What you are asked to do: Repeat what the lines below say, word for word, and skip every image.

[Start Entries provided]

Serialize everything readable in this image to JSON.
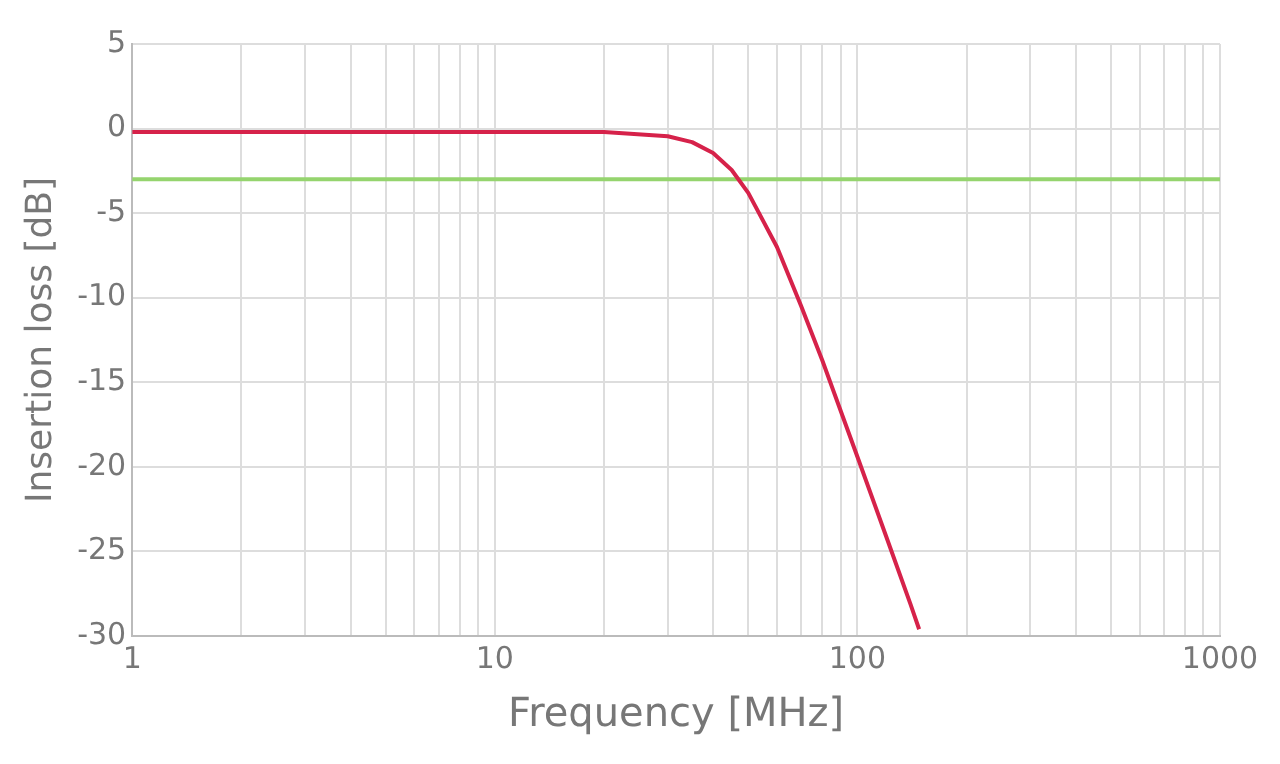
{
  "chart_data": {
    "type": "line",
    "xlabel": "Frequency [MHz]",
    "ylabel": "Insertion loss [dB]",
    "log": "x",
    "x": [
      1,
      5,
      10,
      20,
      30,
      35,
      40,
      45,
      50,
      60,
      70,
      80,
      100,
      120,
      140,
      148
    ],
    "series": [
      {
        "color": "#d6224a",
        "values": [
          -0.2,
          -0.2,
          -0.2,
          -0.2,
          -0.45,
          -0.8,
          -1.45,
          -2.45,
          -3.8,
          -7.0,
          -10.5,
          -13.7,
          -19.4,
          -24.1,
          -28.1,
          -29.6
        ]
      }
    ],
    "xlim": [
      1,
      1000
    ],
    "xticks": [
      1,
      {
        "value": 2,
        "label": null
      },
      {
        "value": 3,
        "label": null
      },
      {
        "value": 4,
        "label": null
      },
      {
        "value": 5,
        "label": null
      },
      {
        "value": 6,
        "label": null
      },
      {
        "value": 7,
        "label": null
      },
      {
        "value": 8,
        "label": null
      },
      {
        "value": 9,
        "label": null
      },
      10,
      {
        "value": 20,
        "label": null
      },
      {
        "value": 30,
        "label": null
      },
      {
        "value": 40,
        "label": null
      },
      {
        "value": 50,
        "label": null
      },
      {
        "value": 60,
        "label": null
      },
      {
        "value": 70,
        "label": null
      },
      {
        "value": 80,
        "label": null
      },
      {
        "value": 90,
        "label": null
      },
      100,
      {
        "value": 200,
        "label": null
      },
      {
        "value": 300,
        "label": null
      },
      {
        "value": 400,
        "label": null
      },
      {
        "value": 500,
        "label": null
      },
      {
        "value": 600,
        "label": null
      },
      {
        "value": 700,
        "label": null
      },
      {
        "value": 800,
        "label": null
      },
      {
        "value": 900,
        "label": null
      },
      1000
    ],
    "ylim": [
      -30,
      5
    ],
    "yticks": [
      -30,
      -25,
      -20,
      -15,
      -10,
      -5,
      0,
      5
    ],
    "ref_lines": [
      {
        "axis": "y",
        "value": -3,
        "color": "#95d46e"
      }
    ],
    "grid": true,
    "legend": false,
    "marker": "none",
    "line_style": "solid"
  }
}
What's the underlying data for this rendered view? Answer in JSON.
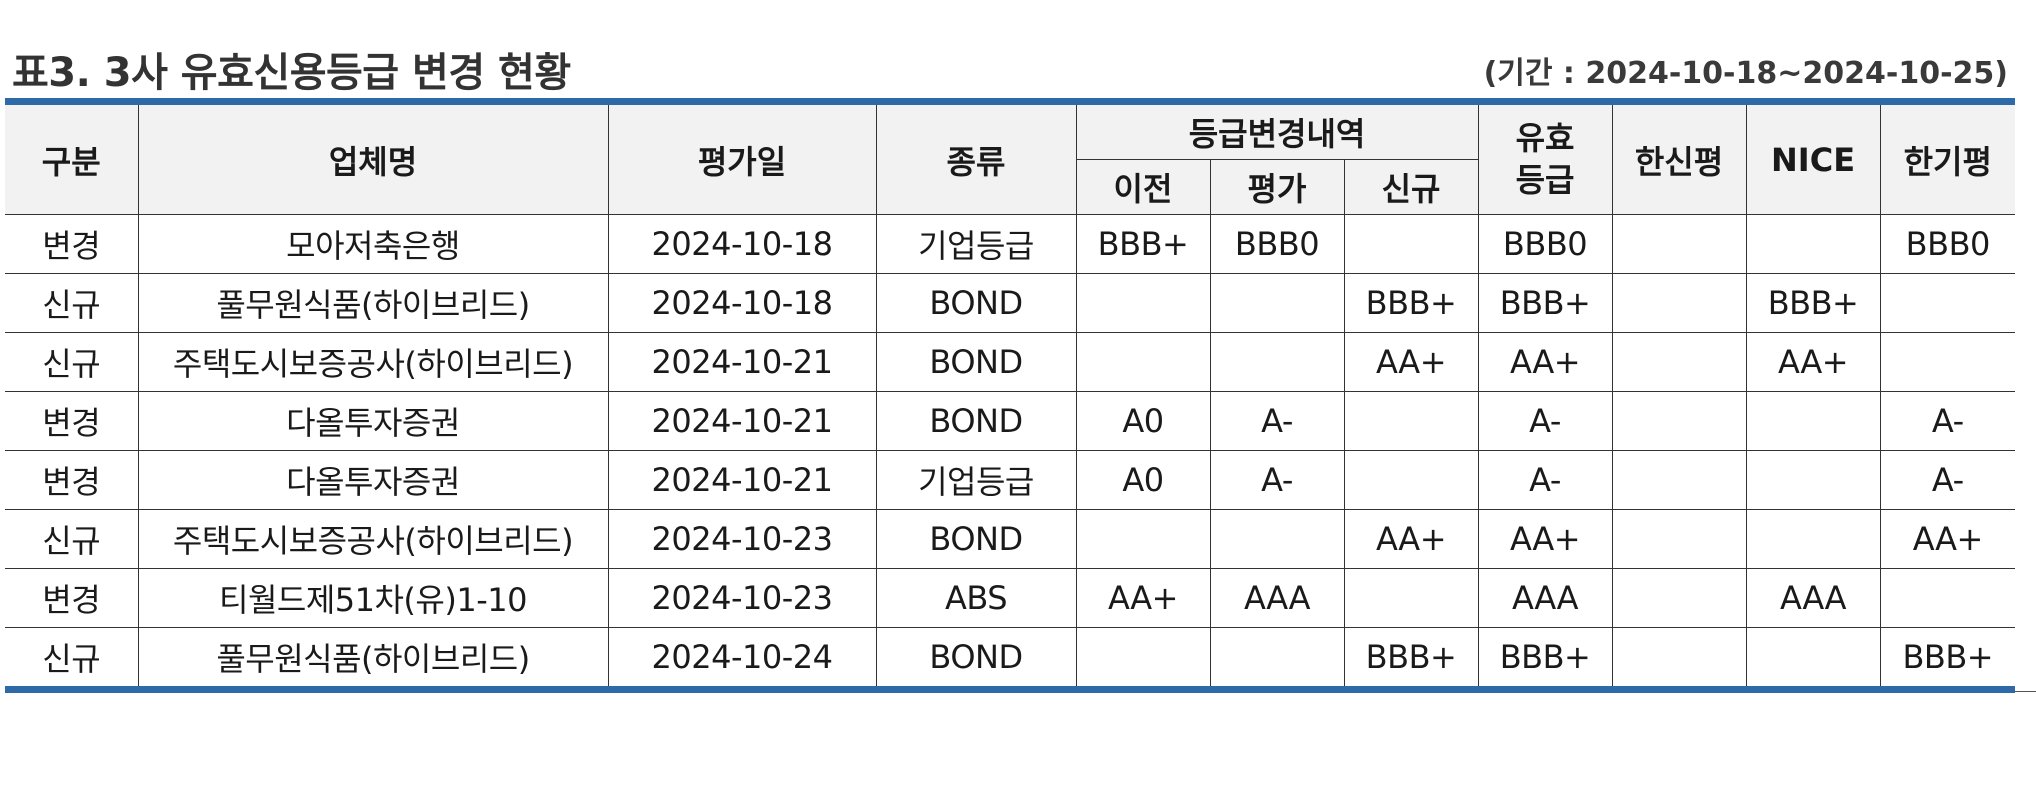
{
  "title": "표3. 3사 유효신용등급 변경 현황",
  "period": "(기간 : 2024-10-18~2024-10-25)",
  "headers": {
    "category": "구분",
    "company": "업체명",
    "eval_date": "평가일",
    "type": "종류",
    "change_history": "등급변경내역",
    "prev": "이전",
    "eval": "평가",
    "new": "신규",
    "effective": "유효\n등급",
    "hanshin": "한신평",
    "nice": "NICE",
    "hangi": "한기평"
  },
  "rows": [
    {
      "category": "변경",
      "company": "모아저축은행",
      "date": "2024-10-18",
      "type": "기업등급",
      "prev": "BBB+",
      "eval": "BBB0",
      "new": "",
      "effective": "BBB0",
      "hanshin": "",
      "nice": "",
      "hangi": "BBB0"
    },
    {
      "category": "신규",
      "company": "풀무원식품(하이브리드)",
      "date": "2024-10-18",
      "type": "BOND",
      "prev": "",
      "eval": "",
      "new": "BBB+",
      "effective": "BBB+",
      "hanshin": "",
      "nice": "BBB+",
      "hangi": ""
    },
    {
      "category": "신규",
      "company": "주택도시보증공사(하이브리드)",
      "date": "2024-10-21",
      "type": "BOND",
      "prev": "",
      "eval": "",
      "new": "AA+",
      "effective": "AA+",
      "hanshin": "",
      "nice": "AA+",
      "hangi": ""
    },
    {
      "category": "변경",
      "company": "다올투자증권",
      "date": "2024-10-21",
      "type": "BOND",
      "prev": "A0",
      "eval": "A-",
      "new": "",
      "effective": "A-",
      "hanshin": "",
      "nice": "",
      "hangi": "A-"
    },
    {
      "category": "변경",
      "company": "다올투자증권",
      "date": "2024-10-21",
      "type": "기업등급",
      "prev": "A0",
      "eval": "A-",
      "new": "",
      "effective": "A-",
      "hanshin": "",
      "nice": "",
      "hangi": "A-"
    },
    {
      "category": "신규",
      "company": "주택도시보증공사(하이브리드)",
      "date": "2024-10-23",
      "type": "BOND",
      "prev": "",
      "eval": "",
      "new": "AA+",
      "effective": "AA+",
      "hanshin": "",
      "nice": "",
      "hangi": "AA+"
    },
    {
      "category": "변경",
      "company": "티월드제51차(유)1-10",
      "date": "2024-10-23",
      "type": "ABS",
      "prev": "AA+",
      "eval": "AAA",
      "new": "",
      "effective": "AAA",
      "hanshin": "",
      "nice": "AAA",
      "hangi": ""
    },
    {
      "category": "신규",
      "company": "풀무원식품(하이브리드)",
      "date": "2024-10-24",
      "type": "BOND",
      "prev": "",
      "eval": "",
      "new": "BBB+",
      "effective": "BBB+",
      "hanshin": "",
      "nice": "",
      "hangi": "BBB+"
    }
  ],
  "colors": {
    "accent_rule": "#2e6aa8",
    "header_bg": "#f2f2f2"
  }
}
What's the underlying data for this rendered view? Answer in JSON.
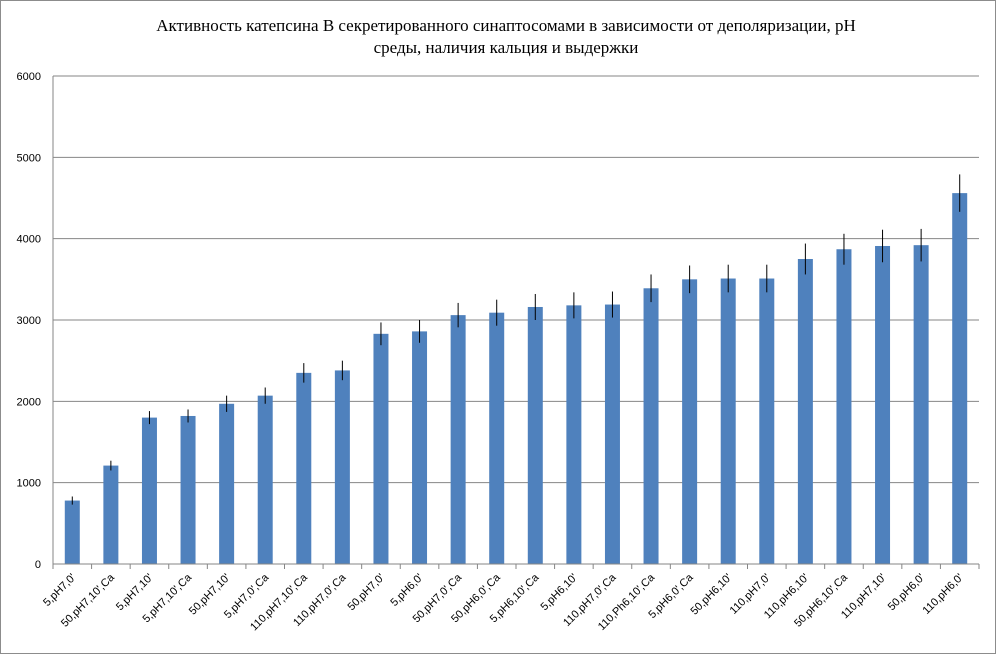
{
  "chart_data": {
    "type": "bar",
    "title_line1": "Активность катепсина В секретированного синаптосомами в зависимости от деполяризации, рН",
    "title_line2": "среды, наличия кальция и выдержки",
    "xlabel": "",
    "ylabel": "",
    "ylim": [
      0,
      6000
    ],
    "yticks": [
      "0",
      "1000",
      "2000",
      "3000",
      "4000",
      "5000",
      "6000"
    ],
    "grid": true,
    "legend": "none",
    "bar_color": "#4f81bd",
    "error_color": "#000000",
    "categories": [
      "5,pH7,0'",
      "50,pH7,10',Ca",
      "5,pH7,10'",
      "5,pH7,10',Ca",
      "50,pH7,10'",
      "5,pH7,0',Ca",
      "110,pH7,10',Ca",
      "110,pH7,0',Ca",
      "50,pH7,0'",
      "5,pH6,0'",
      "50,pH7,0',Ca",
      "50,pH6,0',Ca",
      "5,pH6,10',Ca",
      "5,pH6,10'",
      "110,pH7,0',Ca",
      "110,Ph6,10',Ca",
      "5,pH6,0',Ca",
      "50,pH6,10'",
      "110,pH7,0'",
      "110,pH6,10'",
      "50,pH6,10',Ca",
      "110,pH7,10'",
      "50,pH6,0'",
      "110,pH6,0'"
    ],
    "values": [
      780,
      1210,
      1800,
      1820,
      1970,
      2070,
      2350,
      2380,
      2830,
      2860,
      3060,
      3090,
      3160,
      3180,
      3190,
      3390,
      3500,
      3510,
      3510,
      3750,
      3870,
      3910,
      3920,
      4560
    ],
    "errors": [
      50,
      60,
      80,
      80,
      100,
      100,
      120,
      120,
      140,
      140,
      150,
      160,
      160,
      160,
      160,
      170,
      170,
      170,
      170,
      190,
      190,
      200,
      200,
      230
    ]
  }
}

[End Entries provided]

Task output:
Serialize everything readable in this image to JSON.
{
  "chart_data": {
    "type": "line",
    "xlabel": "Frequency [MHz]",
    "ylabel": "Insertion loss [dB]",
    "log": "x",
    "x": [
      1,
      5,
      10,
      20,
      30,
      35,
      40,
      45,
      50,
      60,
      70,
      80,
      100,
      120,
      140,
      148
    ],
    "series": [
      {
        "color": "#d6224a",
        "values": [
          -0.2,
          -0.2,
          -0.2,
          -0.2,
          -0.45,
          -0.8,
          -1.45,
          -2.45,
          -3.8,
          -7.0,
          -10.5,
          -13.7,
          -19.4,
          -24.1,
          -28.1,
          -29.6
        ]
      }
    ],
    "xlim": [
      1,
      1000
    ],
    "xticks": [
      1,
      {
        "value": 2,
        "label": null
      },
      {
        "value": 3,
        "label": null
      },
      {
        "value": 4,
        "label": null
      },
      {
        "value": 5,
        "label": null
      },
      {
        "value": 6,
        "label": null
      },
      {
        "value": 7,
        "label": null
      },
      {
        "value": 8,
        "label": null
      },
      {
        "value": 9,
        "label": null
      },
      10,
      {
        "value": 20,
        "label": null
      },
      {
        "value": 30,
        "label": null
      },
      {
        "value": 40,
        "label": null
      },
      {
        "value": 50,
        "label": null
      },
      {
        "value": 60,
        "label": null
      },
      {
        "value": 70,
        "label": null
      },
      {
        "value": 80,
        "label": null
      },
      {
        "value": 90,
        "label": null
      },
      100,
      {
        "value": 200,
        "label": null
      },
      {
        "value": 300,
        "label": null
      },
      {
        "value": 400,
        "label": null
      },
      {
        "value": 500,
        "label": null
      },
      {
        "value": 600,
        "label": null
      },
      {
        "value": 700,
        "label": null
      },
      {
        "value": 800,
        "label": null
      },
      {
        "value": 900,
        "label": null
      },
      1000
    ],
    "ylim": [
      -30,
      5
    ],
    "yticks": [
      -30,
      -25,
      -20,
      -15,
      -10,
      -5,
      0,
      5
    ],
    "ref_lines": [
      {
        "axis": "y",
        "value": -3,
        "color": "#95d46e"
      }
    ],
    "grid": true,
    "legend": false,
    "marker": "none",
    "line_style": "solid"
  }
}
What's the underlying data for this rendered view? Answer in JSON.
{
  "title": "표3. 3사 유효신용등급 변경 현황",
  "period": "(기간 : 2024-10-18~2024-10-25)",
  "headers": {
    "category": "구분",
    "company": "업체명",
    "eval_date": "평가일",
    "type": "종류",
    "change_history": "등급변경내역",
    "prev": "이전",
    "eval": "평가",
    "new": "신규",
    "effective": "유효\n등급",
    "hanshin": "한신평",
    "nice": "NICE",
    "hangi": "한기평"
  },
  "rows": [
    {
      "category": "변경",
      "company": "모아저축은행",
      "date": "2024-10-18",
      "type": "기업등급",
      "prev": "BBB+",
      "eval": "BBB0",
      "new": "",
      "effective": "BBB0",
      "hanshin": "",
      "nice": "",
      "hangi": "BBB0"
    },
    {
      "category": "신규",
      "company": "풀무원식품(하이브리드)",
      "date": "2024-10-18",
      "type": "BOND",
      "prev": "",
      "eval": "",
      "new": "BBB+",
      "effective": "BBB+",
      "hanshin": "",
      "nice": "BBB+",
      "hangi": ""
    },
    {
      "category": "신규",
      "company": "주택도시보증공사(하이브리드)",
      "date": "2024-10-21",
      "type": "BOND",
      "prev": "",
      "eval": "",
      "new": "AA+",
      "effective": "AA+",
      "hanshin": "",
      "nice": "AA+",
      "hangi": ""
    },
    {
      "category": "변경",
      "company": "다올투자증권",
      "date": "2024-10-21",
      "type": "BOND",
      "prev": "A0",
      "eval": "A-",
      "new": "",
      "effective": "A-",
      "hanshin": "",
      "nice": "",
      "hangi": "A-"
    },
    {
      "category": "변경",
      "company": "다올투자증권",
      "date": "2024-10-21",
      "type": "기업등급",
      "prev": "A0",
      "eval": "A-",
      "new": "",
      "effective": "A-",
      "hanshin": "",
      "nice": "",
      "hangi": "A-"
    },
    {
      "category": "신규",
      "company": "주택도시보증공사(하이브리드)",
      "date": "2024-10-23",
      "type": "BOND",
      "prev": "",
      "eval": "",
      "new": "AA+",
      "effective": "AA+",
      "hanshin": "",
      "nice": "",
      "hangi": "AA+"
    },
    {
      "category": "변경",
      "company": "티월드제51차(유)1-10",
      "date": "2024-10-23",
      "type": "ABS",
      "prev": "AA+",
      "eval": "AAA",
      "new": "",
      "effective": "AAA",
      "hanshin": "",
      "nice": "AAA",
      "hangi": ""
    },
    {
      "category": "신규",
      "company": "풀무원식품(하이브리드)",
      "date": "2024-10-24",
      "type": "BOND",
      "prev": "",
      "eval": "",
      "new": "BBB+",
      "effective": "BBB+",
      "hanshin": "",
      "nice": "",
      "hangi": "BBB+"
    }
  ],
  "colors": {
    "accent_rule": "#2e6aa8",
    "header_bg": "#f2f2f2"
  }
}
What's the underlying data for this rendered view? Answer in JSON.
{
  "chart_data": {
    "type": "bar",
    "title_line1": "Активность катепсина В секретированного синаптосомами в зависимости от деполяризации, рН",
    "title_line2": "среды, наличия кальция и выдержки",
    "xlabel": "",
    "ylabel": "",
    "ylim": [
      0,
      6000
    ],
    "yticks": [
      "0",
      "1000",
      "2000",
      "3000",
      "4000",
      "5000",
      "6000"
    ],
    "grid": true,
    "legend": "none",
    "bar_color": "#4f81bd",
    "error_color": "#000000",
    "categories": [
      "5,pH7,0'",
      "50,pH7,10',Ca",
      "5,pH7,10'",
      "5,pH7,10',Ca",
      "50,pH7,10'",
      "5,pH7,0',Ca",
      "110,pH7,10',Ca",
      "110,pH7,0',Ca",
      "50,pH7,0'",
      "5,pH6,0'",
      "50,pH7,0',Ca",
      "50,pH6,0',Ca",
      "5,pH6,10',Ca",
      "5,pH6,10'",
      "110,pH7,0',Ca",
      "110,Ph6,10',Ca",
      "5,pH6,0',Ca",
      "50,pH6,10'",
      "110,pH7,0'",
      "110,pH6,10'",
      "50,pH6,10',Ca",
      "110,pH7,10'",
      "50,pH6,0'",
      "110,pH6,0'"
    ],
    "values": [
      780,
      1210,
      1800,
      1820,
      1970,
      2070,
      2350,
      2380,
      2830,
      2860,
      3060,
      3090,
      3160,
      3180,
      3190,
      3390,
      3500,
      3510,
      3510,
      3750,
      3870,
      3910,
      3920,
      4560
    ],
    "errors": [
      50,
      60,
      80,
      80,
      100,
      100,
      120,
      120,
      140,
      140,
      150,
      160,
      160,
      160,
      160,
      170,
      170,
      170,
      170,
      190,
      190,
      200,
      200,
      230
    ]
  }
}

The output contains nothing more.